TASK DIRECTIONS: Set down the material once more, exactly as it appears.

▬▬▬

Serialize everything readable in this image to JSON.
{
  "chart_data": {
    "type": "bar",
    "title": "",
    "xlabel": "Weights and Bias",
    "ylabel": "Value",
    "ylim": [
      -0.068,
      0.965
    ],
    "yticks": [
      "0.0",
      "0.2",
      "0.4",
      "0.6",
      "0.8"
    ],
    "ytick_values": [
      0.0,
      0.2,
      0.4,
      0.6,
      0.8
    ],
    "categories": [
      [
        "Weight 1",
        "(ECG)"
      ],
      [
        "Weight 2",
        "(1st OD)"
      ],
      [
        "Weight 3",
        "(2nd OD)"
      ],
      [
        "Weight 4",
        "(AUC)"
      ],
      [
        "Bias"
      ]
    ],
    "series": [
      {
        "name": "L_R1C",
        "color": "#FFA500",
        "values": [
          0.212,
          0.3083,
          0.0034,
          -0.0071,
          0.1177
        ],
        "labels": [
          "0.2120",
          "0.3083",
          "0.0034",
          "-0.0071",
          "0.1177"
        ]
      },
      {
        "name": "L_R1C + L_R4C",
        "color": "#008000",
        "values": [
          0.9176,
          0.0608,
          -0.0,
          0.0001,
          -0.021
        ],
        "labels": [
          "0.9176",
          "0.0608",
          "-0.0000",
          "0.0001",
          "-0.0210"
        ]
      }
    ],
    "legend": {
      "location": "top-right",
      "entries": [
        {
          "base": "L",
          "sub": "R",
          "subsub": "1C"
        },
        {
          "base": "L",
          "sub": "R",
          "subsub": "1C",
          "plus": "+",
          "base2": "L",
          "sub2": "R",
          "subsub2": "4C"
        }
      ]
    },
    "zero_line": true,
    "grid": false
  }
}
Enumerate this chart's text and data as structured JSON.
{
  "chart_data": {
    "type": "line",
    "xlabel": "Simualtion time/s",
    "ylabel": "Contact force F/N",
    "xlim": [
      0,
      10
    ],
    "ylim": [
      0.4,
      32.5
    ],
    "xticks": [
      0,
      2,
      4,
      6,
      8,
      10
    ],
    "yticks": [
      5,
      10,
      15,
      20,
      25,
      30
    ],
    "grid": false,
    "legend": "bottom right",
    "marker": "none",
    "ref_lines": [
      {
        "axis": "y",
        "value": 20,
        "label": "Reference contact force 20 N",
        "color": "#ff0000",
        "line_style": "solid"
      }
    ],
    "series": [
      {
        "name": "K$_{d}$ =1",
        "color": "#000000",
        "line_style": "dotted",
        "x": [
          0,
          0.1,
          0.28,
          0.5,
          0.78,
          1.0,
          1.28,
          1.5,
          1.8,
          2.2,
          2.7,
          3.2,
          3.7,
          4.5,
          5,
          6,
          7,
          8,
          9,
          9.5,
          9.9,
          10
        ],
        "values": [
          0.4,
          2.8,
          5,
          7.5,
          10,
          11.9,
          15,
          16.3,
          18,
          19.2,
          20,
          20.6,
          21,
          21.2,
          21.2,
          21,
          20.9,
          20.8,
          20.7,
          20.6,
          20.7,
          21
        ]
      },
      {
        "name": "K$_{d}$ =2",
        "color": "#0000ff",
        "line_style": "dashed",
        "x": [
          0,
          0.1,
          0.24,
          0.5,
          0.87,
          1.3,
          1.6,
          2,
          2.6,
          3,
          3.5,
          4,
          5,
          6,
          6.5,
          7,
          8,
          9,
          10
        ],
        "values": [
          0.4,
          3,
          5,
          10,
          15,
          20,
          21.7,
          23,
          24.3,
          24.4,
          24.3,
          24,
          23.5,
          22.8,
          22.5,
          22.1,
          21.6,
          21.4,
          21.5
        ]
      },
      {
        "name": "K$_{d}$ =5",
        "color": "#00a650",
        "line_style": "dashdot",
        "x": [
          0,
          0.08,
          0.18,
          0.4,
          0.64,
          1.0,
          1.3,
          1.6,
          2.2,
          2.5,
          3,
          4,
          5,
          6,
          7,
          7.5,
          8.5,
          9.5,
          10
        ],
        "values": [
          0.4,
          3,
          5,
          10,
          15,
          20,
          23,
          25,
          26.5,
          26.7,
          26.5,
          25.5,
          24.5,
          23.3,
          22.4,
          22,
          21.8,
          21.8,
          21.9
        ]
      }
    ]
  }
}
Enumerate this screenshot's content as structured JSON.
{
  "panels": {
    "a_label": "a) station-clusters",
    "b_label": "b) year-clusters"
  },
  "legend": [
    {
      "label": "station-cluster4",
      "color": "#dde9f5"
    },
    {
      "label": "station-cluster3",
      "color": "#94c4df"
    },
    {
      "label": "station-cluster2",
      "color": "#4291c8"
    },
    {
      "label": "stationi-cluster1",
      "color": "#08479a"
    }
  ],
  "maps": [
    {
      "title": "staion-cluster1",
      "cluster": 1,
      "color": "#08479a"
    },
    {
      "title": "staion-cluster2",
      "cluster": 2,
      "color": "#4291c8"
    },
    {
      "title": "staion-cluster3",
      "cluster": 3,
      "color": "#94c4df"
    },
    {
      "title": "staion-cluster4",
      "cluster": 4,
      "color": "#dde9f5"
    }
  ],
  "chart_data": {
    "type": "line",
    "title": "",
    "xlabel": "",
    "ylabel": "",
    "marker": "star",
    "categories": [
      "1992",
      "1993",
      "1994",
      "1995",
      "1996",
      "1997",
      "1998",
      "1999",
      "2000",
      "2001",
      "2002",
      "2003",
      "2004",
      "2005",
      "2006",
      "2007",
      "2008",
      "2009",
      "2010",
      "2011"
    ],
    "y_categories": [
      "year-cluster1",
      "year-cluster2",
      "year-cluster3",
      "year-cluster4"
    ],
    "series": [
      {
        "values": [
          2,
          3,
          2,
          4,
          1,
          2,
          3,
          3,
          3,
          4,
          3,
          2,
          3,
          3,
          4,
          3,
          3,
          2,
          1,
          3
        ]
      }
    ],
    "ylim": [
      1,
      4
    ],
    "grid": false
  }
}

▬▬▬

TASK SOLUTION:
Serialize everything readable in this image to JSON.
{
  "chart_data": {
    "type": "bar",
    "title": "",
    "xlabel": "Weights and Bias",
    "ylabel": "Value",
    "ylim": [
      -0.068,
      0.965
    ],
    "yticks": [
      "0.0",
      "0.2",
      "0.4",
      "0.6",
      "0.8"
    ],
    "ytick_values": [
      0.0,
      0.2,
      0.4,
      0.6,
      0.8
    ],
    "categories": [
      [
        "Weight 1",
        "(ECG)"
      ],
      [
        "Weight 2",
        "(1st OD)"
      ],
      [
        "Weight 3",
        "(2nd OD)"
      ],
      [
        "Weight 4",
        "(AUC)"
      ],
      [
        "Bias"
      ]
    ],
    "series": [
      {
        "name": "L_R1C",
        "color": "#FFA500",
        "values": [
          0.212,
          0.3083,
          0.0034,
          -0.0071,
          0.1177
        ],
        "labels": [
          "0.2120",
          "0.3083",
          "0.0034",
          "-0.0071",
          "0.1177"
        ]
      },
      {
        "name": "L_R1C + L_R4C",
        "color": "#008000",
        "values": [
          0.9176,
          0.0608,
          -0.0,
          0.0001,
          -0.021
        ],
        "labels": [
          "0.9176",
          "0.0608",
          "-0.0000",
          "0.0001",
          "-0.0210"
        ]
      }
    ],
    "legend": {
      "location": "top-right",
      "entries": [
        {
          "base": "L",
          "sub": "R",
          "subsub": "1C"
        },
        {
          "base": "L",
          "sub": "R",
          "subsub": "1C",
          "plus": "+",
          "base2": "L",
          "sub2": "R",
          "subsub2": "4C"
        }
      ]
    },
    "zero_line": true,
    "grid": false
  }
}
Enumerate this chart's text and data as structured JSON.
{
  "chart_data": {
    "type": "line",
    "xlabel": "Simualtion time/s",
    "ylabel": "Contact force F/N",
    "xlim": [
      0,
      10
    ],
    "ylim": [
      0.4,
      32.5
    ],
    "xticks": [
      0,
      2,
      4,
      6,
      8,
      10
    ],
    "yticks": [
      5,
      10,
      15,
      20,
      25,
      30
    ],
    "grid": false,
    "legend": "bottom right",
    "marker": "none",
    "ref_lines": [
      {
        "axis": "y",
        "value": 20,
        "label": "Reference contact force 20 N",
        "color": "#ff0000",
        "line_style": "solid"
      }
    ],
    "series": [
      {
        "name": "K$_{d}$ =1",
        "color": "#000000",
        "line_style": "dotted",
        "x": [
          0,
          0.1,
          0.28,
          0.5,
          0.78,
          1.0,
          1.28,
          1.5,
          1.8,
          2.2,
          2.7,
          3.2,
          3.7,
          4.5,
          5,
          6,
          7,
          8,
          9,
          9.5,
          9.9,
          10
        ],
        "values": [
          0.4,
          2.8,
          5,
          7.5,
          10,
          11.9,
          15,
          16.3,
          18,
          19.2,
          20,
          20.6,
          21,
          21.2,
          21.2,
          21,
          20.9,
          20.8,
          20.7,
          20.6,
          20.7,
          21
        ]
      },
      {
        "name": "K$_{d}$ =2",
        "color": "#0000ff",
        "line_style": "dashed",
        "x": [
          0,
          0.1,
          0.24,
          0.5,
          0.87,
          1.3,
          1.6,
          2,
          2.6,
          3,
          3.5,
          4,
          5,
          6,
          6.5,
          7,
          8,
          9,
          10
        ],
        "values": [
          0.4,
          3,
          5,
          10,
          15,
          20,
          21.7,
          23,
          24.3,
          24.4,
          24.3,
          24,
          23.5,
          22.8,
          22.5,
          22.1,
          21.6,
          21.4,
          21.5
        ]
      },
      {
        "name": "K$_{d}$ =5",
        "color": "#00a650",
        "line_style": "dashdot",
        "x": [
          0,
          0.08,
          0.18,
          0.4,
          0.64,
          1.0,
          1.3,
          1.6,
          2.2,
          2.5,
          3,
          4,
          5,
          6,
          7,
          7.5,
          8.5,
          9.5,
          10
        ],
        "values": [
          0.4,
          3,
          5,
          10,
          15,
          20,
          23,
          25,
          26.5,
          26.7,
          26.5,
          25.5,
          24.5,
          23.3,
          22.4,
          22,
          21.8,
          21.8,
          21.9
        ]
      }
    ]
  }
}
Enumerate this screenshot's content as structured JSON.
{
  "panels": {
    "a_label": "a) station-clusters",
    "b_label": "b) year-clusters"
  },
  "legend": [
    {
      "label": "station-cluster4",
      "color": "#dde9f5"
    },
    {
      "label": "station-cluster3",
      "color": "#94c4df"
    },
    {
      "label": "station-cluster2",
      "color": "#4291c8"
    },
    {
      "label": "stationi-cluster1",
      "color": "#08479a"
    }
  ],
  "maps": [
    {
      "title": "staion-cluster1",
      "cluster": 1,
      "color": "#08479a"
    },
    {
      "title": "staion-cluster2",
      "cluster": 2,
      "color": "#4291c8"
    },
    {
      "title": "staion-cluster3",
      "cluster": 3,
      "color": "#94c4df"
    },
    {
      "title": "staion-cluster4",
      "cluster": 4,
      "color": "#dde9f5"
    }
  ],
  "chart_data": {
    "type": "line",
    "title": "",
    "xlabel": "",
    "ylabel": "",
    "marker": "star",
    "categories": [
      "1992",
      "1993",
      "1994",
      "1995",
      "1996",
      "1997",
      "1998",
      "1999",
      "2000",
      "2001",
      "2002",
      "2003",
      "2004",
      "2005",
      "2006",
      "2007",
      "2008",
      "2009",
      "2010",
      "2011"
    ],
    "y_categories": [
      "year-cluster1",
      "year-cluster2",
      "year-cluster3",
      "year-cluster4"
    ],
    "series": [
      {
        "values": [
          2,
          3,
          2,
          4,
          1,
          2,
          3,
          3,
          3,
          4,
          3,
          2,
          3,
          3,
          4,
          3,
          3,
          2,
          1,
          3
        ]
      }
    ],
    "ylim": [
      1,
      4
    ],
    "grid": false
  }
}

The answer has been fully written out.